▶ **Source data**:
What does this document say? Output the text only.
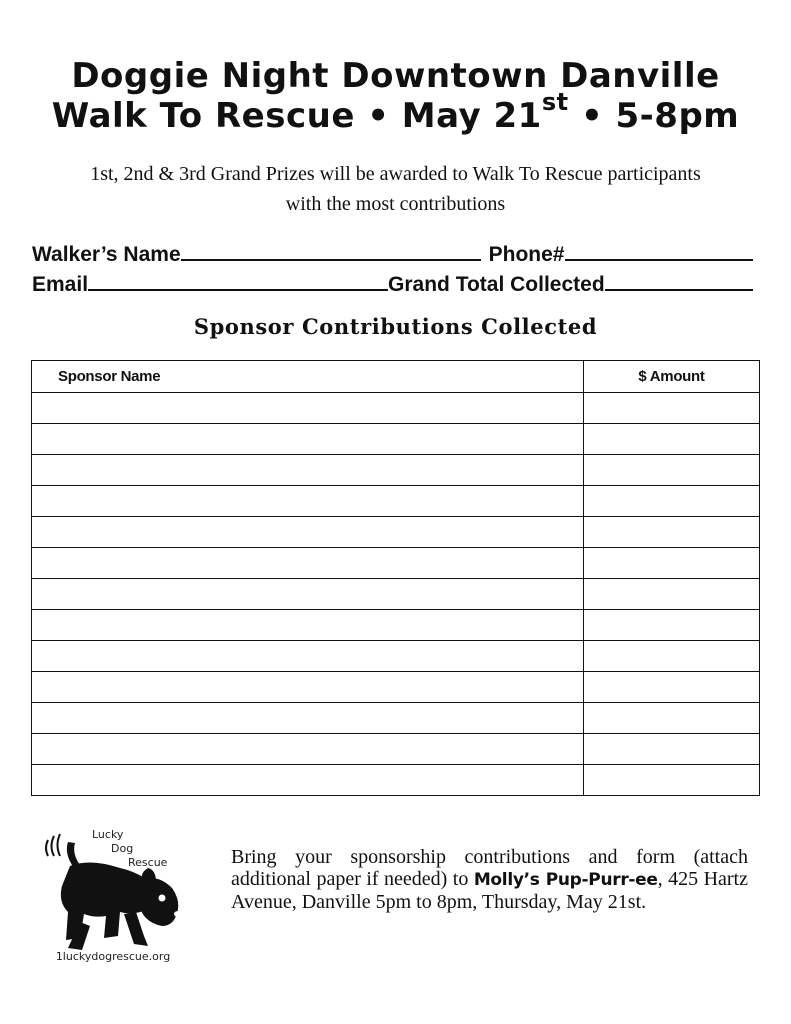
Doggie Night Downtown Danville
Walk To Rescue • May 21st • 5-8pm
1st, 2nd & 3rd Grand Prizes will be awarded to Walk To Rescue participants
with the most contributions
Walker’s Name	Phone#
Email	Grand Total Collected
Sponsor Contributions Collected
Sponsor Name	$ Amount

Lucky
Dog
Rescue
1luckydogrescue.org
Bring your sponsorship contributions and form (attach additional paper if needed) to Molly’s Pup-Purr-ee, 425 Hartz Avenue, Danville 5pm to 8pm, Thursday, May 21st.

▶ **Challenge**:
Leave out the pictures and give the rest of the records again exactly.

▶ **Exercise response**:
What does this document say? Output the text only.
Doggie Night Downtown Danville
Walk To Rescue • May 21st • 5-8pm
1st, 2nd & 3rd Grand Prizes will be awarded to Walk To Rescue participants
with the most contributions
Walker’s Name	Phone#
Email	Grand Total Collected
Sponsor Contributions Collected
Sponsor Name	$ Amount

Lucky
Dog
Rescue
1luckydogrescue.org
Bring your sponsorship contributions and form (attach additional paper if needed) to Molly’s Pup-Purr-ee, 425 Hartz Avenue, Danville 5pm to 8pm, Thursday, May 21st.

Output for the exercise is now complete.